Saved data entries:

# # # #

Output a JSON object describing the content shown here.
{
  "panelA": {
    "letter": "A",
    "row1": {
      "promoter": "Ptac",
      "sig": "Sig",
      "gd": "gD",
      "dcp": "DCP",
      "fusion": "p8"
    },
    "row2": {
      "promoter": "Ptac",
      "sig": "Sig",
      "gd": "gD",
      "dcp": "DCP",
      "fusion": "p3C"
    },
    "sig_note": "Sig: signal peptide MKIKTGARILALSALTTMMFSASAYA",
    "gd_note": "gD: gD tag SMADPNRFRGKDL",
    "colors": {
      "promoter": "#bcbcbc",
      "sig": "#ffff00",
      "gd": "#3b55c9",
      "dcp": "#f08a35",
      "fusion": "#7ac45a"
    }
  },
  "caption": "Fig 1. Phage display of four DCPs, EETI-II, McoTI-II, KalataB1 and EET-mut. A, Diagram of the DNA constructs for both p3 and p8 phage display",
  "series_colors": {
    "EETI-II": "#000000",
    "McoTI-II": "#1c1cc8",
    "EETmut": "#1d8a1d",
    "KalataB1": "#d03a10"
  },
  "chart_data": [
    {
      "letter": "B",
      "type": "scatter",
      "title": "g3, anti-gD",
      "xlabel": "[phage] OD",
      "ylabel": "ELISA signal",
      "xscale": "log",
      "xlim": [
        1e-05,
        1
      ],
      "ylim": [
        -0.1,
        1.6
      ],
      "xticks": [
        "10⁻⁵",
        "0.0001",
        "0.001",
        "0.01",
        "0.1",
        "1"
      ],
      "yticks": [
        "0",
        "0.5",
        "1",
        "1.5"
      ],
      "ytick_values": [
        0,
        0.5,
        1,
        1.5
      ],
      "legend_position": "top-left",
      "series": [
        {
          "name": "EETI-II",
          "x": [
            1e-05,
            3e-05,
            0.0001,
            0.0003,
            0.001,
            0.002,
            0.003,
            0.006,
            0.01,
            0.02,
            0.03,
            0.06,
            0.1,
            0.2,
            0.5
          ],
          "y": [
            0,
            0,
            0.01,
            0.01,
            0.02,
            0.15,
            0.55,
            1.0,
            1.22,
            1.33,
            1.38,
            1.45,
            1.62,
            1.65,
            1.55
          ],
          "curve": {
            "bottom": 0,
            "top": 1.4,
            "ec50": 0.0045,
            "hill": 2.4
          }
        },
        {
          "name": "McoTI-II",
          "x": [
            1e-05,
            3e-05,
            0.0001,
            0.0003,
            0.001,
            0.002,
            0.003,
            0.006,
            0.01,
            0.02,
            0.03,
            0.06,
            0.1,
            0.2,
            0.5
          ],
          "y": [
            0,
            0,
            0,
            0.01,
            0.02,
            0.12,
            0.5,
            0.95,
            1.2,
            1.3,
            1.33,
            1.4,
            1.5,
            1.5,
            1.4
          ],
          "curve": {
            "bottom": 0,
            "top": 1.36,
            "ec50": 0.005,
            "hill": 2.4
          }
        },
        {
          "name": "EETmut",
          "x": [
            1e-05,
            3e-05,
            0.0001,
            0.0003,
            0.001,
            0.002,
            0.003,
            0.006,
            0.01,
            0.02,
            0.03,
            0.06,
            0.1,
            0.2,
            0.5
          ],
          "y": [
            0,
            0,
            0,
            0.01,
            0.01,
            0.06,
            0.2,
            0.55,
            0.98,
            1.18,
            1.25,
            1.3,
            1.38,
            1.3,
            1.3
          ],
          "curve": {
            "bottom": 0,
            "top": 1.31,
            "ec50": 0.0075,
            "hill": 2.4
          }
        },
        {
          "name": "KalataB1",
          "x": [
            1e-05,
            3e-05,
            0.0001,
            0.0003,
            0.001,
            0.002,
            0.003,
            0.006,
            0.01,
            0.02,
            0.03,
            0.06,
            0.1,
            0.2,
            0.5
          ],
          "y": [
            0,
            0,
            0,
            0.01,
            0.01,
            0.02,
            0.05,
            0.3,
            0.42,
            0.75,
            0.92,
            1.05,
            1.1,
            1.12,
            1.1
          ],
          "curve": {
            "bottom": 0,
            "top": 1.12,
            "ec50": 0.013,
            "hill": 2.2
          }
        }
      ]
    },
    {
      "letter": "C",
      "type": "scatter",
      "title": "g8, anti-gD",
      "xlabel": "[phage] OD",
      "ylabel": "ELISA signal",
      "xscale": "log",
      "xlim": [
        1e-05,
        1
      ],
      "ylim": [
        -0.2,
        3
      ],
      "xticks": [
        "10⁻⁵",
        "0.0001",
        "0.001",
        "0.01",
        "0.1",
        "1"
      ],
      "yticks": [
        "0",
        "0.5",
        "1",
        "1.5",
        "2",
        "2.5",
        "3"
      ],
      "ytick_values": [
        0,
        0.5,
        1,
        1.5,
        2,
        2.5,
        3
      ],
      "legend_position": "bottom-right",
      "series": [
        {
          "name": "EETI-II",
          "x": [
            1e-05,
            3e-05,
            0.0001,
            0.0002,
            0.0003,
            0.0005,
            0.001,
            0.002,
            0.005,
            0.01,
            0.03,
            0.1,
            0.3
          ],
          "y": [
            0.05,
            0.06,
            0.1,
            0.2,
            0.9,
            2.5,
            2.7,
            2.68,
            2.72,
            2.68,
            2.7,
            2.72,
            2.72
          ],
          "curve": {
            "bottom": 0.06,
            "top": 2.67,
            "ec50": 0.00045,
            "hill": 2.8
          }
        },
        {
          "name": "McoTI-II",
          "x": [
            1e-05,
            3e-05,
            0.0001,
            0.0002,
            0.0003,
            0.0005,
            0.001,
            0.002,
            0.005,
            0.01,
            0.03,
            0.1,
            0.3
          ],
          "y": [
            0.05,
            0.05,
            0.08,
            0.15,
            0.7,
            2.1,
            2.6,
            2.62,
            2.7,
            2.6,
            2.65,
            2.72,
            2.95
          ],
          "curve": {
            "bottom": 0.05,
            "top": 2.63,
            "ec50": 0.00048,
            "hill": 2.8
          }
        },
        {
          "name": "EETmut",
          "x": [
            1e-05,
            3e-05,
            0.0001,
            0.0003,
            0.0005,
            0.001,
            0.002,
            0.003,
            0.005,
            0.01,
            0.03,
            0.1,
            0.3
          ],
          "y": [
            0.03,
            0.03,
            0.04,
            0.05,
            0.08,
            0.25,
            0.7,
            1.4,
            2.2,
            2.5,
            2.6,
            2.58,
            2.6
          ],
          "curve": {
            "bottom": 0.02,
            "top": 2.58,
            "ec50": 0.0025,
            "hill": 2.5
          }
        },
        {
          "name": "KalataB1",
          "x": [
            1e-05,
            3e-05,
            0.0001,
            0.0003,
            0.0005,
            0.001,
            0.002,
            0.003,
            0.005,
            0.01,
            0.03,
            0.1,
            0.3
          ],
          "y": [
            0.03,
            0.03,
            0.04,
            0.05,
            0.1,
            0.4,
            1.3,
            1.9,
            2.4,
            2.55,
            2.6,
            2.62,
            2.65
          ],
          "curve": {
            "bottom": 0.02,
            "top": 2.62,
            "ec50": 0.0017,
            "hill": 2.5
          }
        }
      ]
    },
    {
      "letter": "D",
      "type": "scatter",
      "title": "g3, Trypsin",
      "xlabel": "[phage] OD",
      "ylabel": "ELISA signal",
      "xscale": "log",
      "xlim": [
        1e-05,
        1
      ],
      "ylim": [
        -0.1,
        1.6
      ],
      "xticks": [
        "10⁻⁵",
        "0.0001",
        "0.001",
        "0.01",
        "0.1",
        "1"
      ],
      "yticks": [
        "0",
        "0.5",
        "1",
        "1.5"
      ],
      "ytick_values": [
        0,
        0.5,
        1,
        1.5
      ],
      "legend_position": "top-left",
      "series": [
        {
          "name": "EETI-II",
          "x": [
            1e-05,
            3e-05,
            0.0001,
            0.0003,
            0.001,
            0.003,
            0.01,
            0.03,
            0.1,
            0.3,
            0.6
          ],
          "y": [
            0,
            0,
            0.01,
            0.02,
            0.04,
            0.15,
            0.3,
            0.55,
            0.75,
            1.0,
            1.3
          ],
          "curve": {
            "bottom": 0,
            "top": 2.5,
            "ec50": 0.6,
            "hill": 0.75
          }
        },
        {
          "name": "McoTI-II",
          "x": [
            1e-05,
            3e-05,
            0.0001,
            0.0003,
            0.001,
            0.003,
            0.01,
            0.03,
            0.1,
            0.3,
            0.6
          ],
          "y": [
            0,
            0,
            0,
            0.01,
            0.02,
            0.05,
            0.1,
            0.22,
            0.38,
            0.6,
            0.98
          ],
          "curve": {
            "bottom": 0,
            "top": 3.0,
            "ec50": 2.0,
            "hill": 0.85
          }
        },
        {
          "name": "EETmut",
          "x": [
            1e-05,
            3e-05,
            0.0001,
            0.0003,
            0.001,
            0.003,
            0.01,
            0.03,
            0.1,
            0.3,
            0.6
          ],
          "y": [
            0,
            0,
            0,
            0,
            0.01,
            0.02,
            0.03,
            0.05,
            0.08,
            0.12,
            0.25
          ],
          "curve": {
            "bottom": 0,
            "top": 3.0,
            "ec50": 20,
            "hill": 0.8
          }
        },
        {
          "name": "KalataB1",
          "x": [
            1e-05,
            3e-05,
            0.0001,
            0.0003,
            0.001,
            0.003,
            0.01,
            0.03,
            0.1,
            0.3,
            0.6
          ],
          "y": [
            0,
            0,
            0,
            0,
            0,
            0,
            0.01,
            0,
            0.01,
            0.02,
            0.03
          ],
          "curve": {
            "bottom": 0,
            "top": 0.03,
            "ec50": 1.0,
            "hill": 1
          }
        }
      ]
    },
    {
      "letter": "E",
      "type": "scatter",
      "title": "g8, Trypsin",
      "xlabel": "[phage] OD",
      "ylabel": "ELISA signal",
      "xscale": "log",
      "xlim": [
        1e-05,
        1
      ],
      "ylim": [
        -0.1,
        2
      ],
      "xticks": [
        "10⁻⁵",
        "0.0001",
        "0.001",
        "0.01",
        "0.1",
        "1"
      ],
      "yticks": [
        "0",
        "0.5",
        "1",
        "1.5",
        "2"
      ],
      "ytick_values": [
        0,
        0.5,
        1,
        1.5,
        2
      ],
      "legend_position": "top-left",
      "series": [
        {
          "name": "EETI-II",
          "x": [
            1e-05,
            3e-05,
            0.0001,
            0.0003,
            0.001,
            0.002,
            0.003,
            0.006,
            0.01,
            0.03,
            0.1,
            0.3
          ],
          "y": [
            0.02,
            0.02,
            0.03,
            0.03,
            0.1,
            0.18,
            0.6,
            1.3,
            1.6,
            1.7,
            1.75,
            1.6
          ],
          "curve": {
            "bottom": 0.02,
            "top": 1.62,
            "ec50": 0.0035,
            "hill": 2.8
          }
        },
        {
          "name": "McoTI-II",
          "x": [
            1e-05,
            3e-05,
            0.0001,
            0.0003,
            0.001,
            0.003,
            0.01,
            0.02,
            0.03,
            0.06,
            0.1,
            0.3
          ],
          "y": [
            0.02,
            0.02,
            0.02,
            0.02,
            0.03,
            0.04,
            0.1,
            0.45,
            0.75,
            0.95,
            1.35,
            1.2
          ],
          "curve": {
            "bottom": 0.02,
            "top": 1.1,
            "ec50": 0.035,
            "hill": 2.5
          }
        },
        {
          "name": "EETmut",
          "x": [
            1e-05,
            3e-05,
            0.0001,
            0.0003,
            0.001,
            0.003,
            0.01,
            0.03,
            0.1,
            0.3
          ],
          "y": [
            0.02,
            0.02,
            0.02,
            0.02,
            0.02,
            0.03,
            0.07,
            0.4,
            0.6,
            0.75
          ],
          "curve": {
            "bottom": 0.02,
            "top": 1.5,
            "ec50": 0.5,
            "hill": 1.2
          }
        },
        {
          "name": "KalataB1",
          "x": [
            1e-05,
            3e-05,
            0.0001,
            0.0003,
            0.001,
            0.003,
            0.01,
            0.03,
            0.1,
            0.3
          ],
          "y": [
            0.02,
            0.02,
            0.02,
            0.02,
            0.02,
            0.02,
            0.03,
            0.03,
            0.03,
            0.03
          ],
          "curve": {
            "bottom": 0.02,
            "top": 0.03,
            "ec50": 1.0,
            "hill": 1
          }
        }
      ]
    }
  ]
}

# # # #

** REQUIRED ACTION **
In the records above, find the lines holding "letter". Copy each one.

** COMPLETED TASK **
    "letter": "A",
      "letter": "B",
      "letter": "C",
      "letter": "D",
      "letter": "E",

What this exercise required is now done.